Your task -
Below is a block of records: output all of them exactly and leave out the pictures.
_ _ _ _ _
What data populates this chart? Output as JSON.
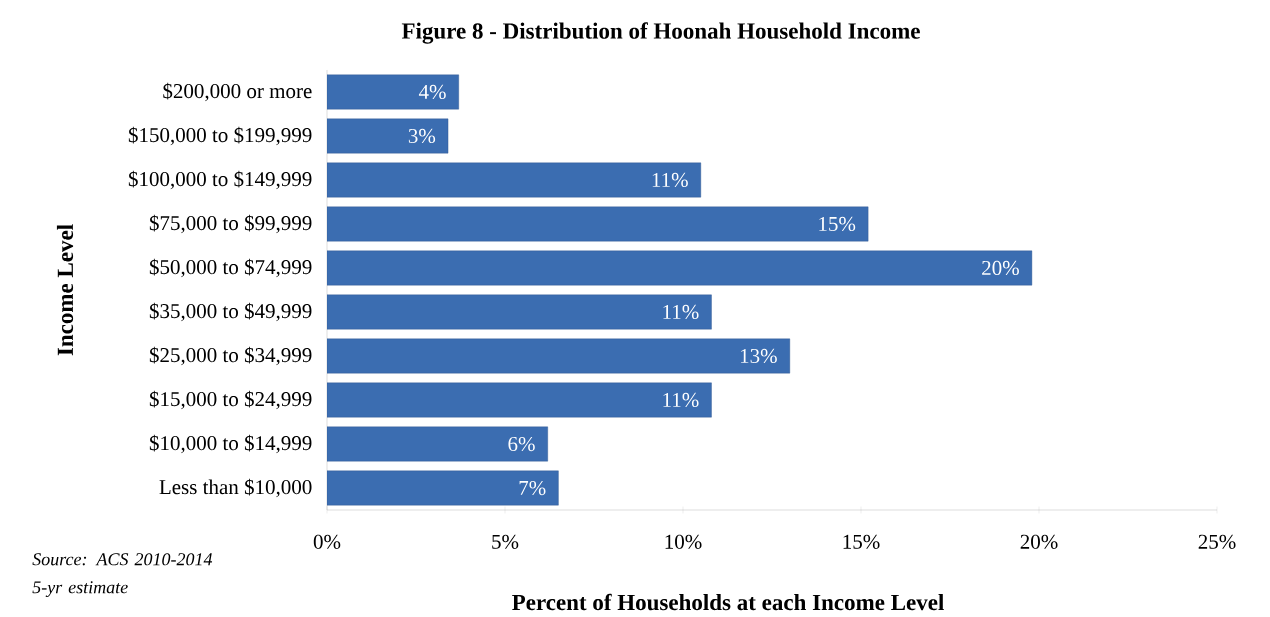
{
  "chart_data": {
    "type": "bar",
    "orientation": "horizontal",
    "title": "Figure 8 - Distribution of Hoonah Household Income",
    "xlabel": "Percent of Households at each Income Level",
    "ylabel": "Income Level",
    "categories": [
      "$200,000 or more",
      "$150,000 to $199,999",
      "$100,000 to $149,999",
      "$75,000 to $99,999",
      "$50,000 to $74,999",
      "$35,000 to $49,999",
      "$25,000 to $34,999",
      "$15,000 to $24,999",
      "$10,000 to $14,999",
      "Less than $10,000"
    ],
    "values": [
      3.7,
      3.4,
      10.5,
      15.2,
      19.8,
      10.8,
      13.0,
      10.8,
      6.2,
      6.5
    ],
    "value_labels": [
      "4%",
      "3%",
      "11%",
      "15%",
      "20%",
      "11%",
      "13%",
      "11%",
      "6%",
      "7%"
    ],
    "color": "#3b6db1",
    "xlim": [
      0,
      25
    ],
    "xticks": [
      {
        "value": 0,
        "label": "0%"
      },
      {
        "value": 5,
        "label": "5%"
      },
      {
        "value": 10,
        "label": "10%"
      },
      {
        "value": 15,
        "label": "15%"
      },
      {
        "value": 20,
        "label": "20%"
      },
      {
        "value": 25,
        "label": "25%"
      }
    ],
    "annotations": [
      "Source: ACS 2010-2014 5-yr estimate"
    ]
  }
}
_ _ _ _ _
Solution to this exercise -
What data populates this chart? Output as JSON.
{
  "chart_data": {
    "type": "bar",
    "orientation": "horizontal",
    "title": "Figure 8 - Distribution of Hoonah Household Income",
    "xlabel": "Percent of Households at each Income Level",
    "ylabel": "Income Level",
    "categories": [
      "$200,000 or more",
      "$150,000 to $199,999",
      "$100,000 to $149,999",
      "$75,000 to $99,999",
      "$50,000 to $74,999",
      "$35,000 to $49,999",
      "$25,000 to $34,999",
      "$15,000 to $24,999",
      "$10,000 to $14,999",
      "Less than $10,000"
    ],
    "values": [
      3.7,
      3.4,
      10.5,
      15.2,
      19.8,
      10.8,
      13.0,
      10.8,
      6.2,
      6.5
    ],
    "value_labels": [
      "4%",
      "3%",
      "11%",
      "15%",
      "20%",
      "11%",
      "13%",
      "11%",
      "6%",
      "7%"
    ],
    "color": "#3b6db1",
    "xlim": [
      0,
      25
    ],
    "xticks": [
      {
        "value": 0,
        "label": "0%"
      },
      {
        "value": 5,
        "label": "5%"
      },
      {
        "value": 10,
        "label": "10%"
      },
      {
        "value": 15,
        "label": "15%"
      },
      {
        "value": 20,
        "label": "20%"
      },
      {
        "value": 25,
        "label": "25%"
      }
    ],
    "annotations": [
      "Source: ACS 2010-2014 5-yr estimate"
    ]
  }
}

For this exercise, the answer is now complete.